A video stream through indirect path 111 similarly feeds through pre-processing circuitry 108 before feeding through stream-generation-and-timing-control circuitry 112 and memory controller 114, and then into a set of buffers in frame buffer memory 116. Note that stream-generation-and-timing-control circuitry 112 performs various operations, such as generating horizontal and vertical timing signals, fetching data from buffer memory, determining when a next frame is due and determining when to swap between frames. Also note that memory controller 114 is a dedicated frame-buffer memory controller, which is separate from a general system memory controller. Moreover, the set of buffers in frame buffer memory 116 includes a front buffer, which drives the display, and a back buffer, which receives a next frame from the video stream. The set of buffers can also include additional buffers to accommodate additional frames (between the frame stored in the front buffer and the frame stored in the back buffer), which can be used to mask a time lag which is greater than one frame. After the stream is buffered in frame buffer memory 116, the stream feeds back through memory controller 114 and stream-generation-and-timing-control circuitry 112 before feeding into MUX 118.
Note that pre-processing circuitry 108 and 110 and post-processing circuitry 120 can perform various graphics-processing operations, such as dynamic backlight adaptation, quantization, dithering, gamma correction, format conversion and compression. Post-processing circuitry 120 can also overlay a cursor on a display stream under control of host CPU 102.
During system operation, host CPU 102 interacts with memory controller 114 and stream-generation-and-timing-control circuitry 112. For example, host CPU 102 can incrementally or completely modify a video frame by performing direct-rendering operations into a buffer in frame buffer memory 116. This allows screen updates, GUI events and cursor movements to occur, even when the primary graphics sources are offline.
Buffering Process
While the input video stream is being directed through the set of memory buffers, the system allows a processor to perform direct-rendering operations into the back buffer (step 210). Finally, the system uses the output video stream to drive the display (step 212).
Note that, because the processor generally wakes up more quickly from a sleep state than the GPUs, the direct-rendering operations can be used to improve the user experience during the wake-up period by allowing the user to move the cursor, or by updating the clock while the GPUs are waking up. Note that the system can alternatively leave the GPU in a sleep state while the processor performs updating operations until the graphics-processing load picks up. If there are multiple GPUs, the system can first activate a low-power GPU, and then a high-power GPU if the graphics-processing load increases.

Layout coordinate data

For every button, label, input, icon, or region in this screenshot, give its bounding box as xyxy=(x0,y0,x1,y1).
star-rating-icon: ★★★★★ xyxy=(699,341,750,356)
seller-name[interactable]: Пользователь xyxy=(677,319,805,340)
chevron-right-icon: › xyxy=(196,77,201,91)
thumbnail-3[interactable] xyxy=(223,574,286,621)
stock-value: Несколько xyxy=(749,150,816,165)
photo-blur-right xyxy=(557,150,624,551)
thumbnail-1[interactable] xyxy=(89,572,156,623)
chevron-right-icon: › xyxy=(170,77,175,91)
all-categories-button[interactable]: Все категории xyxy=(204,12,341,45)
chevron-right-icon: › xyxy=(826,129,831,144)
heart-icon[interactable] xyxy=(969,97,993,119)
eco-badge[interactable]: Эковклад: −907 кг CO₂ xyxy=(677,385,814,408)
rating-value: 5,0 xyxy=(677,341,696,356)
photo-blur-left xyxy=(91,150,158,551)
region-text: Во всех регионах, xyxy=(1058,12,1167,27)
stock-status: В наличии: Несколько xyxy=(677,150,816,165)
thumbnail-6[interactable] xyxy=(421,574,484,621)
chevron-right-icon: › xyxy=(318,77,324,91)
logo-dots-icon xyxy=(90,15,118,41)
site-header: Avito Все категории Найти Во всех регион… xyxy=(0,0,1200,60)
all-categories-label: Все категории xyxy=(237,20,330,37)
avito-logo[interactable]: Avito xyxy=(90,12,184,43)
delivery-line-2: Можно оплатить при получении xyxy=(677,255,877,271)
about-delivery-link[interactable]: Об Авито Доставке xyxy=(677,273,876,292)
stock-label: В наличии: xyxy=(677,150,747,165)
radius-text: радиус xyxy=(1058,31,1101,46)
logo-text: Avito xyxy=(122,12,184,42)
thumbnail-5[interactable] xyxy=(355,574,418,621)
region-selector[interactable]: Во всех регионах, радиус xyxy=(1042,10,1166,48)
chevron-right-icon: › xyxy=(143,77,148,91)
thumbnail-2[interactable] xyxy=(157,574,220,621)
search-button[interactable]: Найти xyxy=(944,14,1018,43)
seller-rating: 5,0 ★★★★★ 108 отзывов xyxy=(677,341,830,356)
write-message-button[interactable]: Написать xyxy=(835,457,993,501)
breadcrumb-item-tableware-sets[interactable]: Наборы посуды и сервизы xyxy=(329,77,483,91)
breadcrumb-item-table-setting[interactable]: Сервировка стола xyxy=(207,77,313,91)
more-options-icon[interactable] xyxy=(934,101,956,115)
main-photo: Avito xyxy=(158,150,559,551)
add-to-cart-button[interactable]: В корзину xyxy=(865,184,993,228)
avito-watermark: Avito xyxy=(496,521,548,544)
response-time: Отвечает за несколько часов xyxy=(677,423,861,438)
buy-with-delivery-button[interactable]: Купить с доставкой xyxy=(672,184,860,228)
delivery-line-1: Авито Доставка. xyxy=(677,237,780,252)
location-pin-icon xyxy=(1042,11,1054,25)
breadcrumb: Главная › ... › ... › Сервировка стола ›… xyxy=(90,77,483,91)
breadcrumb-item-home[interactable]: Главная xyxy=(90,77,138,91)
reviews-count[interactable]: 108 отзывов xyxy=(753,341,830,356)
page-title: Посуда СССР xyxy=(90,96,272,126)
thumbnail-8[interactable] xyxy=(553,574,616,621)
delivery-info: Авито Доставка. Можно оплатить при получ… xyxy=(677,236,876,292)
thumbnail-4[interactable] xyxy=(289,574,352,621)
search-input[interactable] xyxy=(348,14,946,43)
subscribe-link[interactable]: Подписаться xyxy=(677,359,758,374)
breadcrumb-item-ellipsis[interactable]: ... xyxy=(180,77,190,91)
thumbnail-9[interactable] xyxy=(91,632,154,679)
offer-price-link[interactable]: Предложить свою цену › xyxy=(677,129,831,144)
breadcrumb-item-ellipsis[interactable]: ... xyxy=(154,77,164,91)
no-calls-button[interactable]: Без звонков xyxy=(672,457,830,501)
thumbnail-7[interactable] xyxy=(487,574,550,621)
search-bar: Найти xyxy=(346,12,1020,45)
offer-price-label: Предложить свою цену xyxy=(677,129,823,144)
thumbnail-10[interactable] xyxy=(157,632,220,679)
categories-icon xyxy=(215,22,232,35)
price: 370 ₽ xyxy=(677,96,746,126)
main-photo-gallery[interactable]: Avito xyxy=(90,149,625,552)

TASK DIRECTIONS = Reproduce the passage on frame buffering word for word, starting with "During system operation, host" and ending after "display (step 212).".

CORRECT RESPONSE =
During system operation, host CPU 102 interacts with memory controller 114 and stream-generation-and-timing-control circuitry 112. For example, host CPU 102 can incrementally or completely modify a video frame by performing direct-rendering operations into a buffer in frame buffer memory 116. This allows screen updates, GUI events and cursor movements to occur, even when the primary graphics sources are offline.
Buffering Process
While the input video stream is being directed through the set of memory buffers, the system allows a processor to perform direct-rendering operations into the back buffer (step 210). Finally, the system uses the output video stream to drive the display (step 212).